(Dataset excerpts)

○ ○ ○ ○ ○

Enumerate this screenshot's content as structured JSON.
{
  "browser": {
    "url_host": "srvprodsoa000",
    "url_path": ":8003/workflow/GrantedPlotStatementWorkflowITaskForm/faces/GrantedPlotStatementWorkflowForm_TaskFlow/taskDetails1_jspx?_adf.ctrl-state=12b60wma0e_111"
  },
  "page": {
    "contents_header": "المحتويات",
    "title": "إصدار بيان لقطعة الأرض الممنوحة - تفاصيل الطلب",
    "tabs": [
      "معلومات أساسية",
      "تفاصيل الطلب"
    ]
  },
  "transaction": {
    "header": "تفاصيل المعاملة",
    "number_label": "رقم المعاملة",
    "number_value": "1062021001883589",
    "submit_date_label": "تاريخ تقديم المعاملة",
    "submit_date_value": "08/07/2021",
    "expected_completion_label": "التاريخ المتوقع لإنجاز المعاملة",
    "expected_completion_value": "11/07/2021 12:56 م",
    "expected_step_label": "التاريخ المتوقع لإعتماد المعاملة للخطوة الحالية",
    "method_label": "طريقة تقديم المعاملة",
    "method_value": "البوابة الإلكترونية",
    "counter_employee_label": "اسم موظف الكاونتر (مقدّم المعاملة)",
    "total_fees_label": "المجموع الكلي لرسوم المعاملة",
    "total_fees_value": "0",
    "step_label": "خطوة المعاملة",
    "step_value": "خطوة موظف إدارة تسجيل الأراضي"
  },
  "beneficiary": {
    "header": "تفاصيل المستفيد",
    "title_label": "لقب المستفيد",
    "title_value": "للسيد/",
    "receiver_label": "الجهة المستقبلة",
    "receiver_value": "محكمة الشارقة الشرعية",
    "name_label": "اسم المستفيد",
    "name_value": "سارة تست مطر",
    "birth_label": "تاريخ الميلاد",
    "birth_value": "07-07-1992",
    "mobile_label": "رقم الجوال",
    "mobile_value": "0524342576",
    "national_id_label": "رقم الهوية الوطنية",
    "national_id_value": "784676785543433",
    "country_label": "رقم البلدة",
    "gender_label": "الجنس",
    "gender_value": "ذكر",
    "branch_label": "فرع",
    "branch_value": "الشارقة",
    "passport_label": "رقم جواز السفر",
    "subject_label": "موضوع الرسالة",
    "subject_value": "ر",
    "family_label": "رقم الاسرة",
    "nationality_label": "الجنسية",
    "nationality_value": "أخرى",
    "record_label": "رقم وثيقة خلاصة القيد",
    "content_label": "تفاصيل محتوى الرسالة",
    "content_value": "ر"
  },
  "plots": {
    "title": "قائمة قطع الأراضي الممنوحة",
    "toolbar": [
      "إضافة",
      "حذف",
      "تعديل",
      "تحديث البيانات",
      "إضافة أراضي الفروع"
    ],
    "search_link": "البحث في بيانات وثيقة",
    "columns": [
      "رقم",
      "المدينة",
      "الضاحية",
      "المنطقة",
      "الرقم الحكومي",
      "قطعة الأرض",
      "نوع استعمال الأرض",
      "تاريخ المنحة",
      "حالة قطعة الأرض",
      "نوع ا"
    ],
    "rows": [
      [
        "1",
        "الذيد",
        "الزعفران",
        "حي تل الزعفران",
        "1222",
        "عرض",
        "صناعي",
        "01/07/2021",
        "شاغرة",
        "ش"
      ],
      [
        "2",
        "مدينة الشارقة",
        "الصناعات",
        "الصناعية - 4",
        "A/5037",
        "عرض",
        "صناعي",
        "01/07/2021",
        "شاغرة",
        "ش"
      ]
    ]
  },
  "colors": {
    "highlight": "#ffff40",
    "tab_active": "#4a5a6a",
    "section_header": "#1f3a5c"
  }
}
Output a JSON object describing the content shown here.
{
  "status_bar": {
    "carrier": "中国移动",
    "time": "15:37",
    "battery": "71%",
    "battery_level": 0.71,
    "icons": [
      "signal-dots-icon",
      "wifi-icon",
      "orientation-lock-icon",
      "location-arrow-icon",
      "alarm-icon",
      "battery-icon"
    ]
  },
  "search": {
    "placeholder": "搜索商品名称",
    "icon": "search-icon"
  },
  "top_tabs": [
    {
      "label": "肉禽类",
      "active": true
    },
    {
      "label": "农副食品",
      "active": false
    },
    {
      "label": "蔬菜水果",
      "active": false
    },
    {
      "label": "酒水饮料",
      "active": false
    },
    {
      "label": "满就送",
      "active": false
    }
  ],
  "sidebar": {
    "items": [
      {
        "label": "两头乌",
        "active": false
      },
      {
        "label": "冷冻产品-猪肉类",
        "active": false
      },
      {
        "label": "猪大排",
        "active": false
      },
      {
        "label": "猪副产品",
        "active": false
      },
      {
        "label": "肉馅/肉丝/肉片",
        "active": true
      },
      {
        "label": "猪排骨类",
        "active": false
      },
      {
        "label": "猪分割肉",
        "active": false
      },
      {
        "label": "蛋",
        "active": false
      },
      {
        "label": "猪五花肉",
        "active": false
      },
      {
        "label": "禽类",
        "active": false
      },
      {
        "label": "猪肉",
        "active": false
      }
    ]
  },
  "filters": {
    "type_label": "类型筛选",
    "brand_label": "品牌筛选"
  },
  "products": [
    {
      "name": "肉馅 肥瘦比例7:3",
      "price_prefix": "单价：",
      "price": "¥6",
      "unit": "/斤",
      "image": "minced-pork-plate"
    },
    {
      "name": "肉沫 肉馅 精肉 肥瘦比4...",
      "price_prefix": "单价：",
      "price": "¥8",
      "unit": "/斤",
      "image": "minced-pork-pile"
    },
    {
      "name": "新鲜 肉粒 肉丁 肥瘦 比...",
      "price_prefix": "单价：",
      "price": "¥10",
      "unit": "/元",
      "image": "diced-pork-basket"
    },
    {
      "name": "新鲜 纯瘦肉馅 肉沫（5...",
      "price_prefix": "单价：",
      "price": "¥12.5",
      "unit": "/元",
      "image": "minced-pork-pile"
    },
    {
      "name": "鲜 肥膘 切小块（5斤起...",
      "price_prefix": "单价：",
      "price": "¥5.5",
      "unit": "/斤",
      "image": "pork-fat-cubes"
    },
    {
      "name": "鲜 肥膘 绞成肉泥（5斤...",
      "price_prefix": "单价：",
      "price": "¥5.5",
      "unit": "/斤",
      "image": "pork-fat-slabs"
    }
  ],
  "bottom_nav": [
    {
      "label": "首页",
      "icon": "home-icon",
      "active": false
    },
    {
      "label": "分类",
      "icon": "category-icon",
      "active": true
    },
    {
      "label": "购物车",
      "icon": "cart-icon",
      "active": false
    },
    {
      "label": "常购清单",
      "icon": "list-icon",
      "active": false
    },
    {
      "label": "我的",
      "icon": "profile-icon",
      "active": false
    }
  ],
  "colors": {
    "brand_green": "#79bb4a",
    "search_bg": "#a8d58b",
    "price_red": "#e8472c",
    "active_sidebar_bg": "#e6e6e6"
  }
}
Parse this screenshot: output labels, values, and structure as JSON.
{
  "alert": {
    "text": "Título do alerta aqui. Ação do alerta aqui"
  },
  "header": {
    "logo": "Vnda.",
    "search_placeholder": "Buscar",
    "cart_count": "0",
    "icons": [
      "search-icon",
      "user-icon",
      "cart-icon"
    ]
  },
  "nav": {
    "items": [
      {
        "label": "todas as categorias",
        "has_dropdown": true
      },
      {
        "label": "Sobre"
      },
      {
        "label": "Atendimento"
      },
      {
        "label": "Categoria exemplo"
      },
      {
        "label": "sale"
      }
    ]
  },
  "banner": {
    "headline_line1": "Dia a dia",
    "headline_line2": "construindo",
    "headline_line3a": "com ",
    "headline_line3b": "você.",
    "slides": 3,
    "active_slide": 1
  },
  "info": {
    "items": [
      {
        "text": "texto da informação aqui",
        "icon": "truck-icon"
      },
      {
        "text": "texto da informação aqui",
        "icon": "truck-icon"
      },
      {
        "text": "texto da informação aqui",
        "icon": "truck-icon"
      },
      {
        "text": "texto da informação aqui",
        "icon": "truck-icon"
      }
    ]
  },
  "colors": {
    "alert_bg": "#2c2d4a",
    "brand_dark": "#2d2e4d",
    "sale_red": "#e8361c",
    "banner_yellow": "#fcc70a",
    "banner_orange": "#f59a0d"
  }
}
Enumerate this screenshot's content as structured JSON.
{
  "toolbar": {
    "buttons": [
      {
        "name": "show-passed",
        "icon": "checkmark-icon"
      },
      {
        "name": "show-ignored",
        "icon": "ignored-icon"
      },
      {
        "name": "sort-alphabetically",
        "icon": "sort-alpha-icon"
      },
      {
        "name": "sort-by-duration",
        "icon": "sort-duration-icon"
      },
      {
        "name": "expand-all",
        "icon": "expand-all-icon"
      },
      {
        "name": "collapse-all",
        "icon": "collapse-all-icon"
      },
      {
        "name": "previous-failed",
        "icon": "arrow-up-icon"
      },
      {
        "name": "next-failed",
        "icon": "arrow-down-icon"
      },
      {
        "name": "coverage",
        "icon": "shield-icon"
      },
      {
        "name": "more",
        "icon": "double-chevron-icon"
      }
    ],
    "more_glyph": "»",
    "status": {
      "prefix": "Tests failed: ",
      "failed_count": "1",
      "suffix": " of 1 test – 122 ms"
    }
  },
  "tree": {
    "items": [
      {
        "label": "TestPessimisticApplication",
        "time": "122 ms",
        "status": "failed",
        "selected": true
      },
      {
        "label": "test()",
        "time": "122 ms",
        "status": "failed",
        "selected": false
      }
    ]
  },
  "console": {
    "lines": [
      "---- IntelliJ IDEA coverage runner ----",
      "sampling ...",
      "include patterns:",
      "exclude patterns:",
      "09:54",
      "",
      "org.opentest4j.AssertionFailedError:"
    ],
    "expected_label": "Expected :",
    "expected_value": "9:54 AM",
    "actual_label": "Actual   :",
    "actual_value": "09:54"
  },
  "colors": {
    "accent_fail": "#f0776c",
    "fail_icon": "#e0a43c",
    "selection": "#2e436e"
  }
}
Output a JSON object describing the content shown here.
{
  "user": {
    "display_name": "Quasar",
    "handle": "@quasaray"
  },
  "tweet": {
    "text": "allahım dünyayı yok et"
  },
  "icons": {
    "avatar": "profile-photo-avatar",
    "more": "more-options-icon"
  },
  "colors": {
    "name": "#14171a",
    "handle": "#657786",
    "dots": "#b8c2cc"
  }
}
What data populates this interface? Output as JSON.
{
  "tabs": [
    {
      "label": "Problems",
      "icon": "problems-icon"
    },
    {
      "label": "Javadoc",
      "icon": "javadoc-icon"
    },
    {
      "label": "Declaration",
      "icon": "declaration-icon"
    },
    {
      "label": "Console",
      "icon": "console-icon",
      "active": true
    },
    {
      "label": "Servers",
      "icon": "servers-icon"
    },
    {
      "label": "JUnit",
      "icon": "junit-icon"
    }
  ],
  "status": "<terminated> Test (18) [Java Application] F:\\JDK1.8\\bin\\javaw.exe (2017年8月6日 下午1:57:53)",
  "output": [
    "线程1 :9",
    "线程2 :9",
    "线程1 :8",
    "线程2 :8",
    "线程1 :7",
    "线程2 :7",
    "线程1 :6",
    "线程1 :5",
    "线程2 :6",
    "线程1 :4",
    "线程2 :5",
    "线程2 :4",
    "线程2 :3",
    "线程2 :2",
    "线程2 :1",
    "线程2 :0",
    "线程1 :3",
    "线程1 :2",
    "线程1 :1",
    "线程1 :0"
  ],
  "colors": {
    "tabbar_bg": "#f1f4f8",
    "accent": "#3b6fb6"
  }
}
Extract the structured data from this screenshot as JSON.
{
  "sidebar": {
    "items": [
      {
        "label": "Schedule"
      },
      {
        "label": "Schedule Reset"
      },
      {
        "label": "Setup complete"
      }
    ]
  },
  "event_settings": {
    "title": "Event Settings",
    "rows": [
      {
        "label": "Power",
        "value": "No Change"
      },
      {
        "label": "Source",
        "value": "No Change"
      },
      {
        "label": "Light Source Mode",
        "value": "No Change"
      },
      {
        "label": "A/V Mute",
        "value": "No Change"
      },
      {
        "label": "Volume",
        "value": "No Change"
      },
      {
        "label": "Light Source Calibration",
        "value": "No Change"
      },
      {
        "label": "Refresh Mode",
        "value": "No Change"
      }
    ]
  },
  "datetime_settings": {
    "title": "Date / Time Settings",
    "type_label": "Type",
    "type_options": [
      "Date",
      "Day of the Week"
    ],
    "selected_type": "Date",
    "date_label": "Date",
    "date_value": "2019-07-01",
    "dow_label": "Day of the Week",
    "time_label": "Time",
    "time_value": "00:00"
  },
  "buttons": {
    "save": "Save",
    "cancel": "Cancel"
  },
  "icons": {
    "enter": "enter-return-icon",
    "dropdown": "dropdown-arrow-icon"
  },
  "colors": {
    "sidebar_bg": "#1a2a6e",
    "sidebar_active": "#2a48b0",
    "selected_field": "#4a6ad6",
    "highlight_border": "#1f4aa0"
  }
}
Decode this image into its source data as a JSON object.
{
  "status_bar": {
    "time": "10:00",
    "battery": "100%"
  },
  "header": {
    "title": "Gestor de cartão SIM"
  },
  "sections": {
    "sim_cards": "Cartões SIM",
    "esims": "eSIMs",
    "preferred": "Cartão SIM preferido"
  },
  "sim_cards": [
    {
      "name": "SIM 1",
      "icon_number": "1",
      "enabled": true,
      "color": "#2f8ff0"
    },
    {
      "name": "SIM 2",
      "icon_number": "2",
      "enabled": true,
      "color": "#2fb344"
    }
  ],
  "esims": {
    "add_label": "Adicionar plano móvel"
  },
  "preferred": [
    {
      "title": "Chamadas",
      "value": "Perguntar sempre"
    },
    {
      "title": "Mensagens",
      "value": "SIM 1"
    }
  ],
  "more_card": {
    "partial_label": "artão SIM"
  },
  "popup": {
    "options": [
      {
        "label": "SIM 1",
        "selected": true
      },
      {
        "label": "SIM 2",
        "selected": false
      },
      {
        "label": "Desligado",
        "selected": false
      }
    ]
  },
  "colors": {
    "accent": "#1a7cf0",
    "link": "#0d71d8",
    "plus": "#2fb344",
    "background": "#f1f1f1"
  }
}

○ ○ ○ ○ ○

# Task prompt:
Locate the word "الرسالة" in the records above, and return each line that has it.

# Correct result:
    "subject_label": "موضوع الرسالة",
    "content_label": "تفاصيل محتوى الرسالة",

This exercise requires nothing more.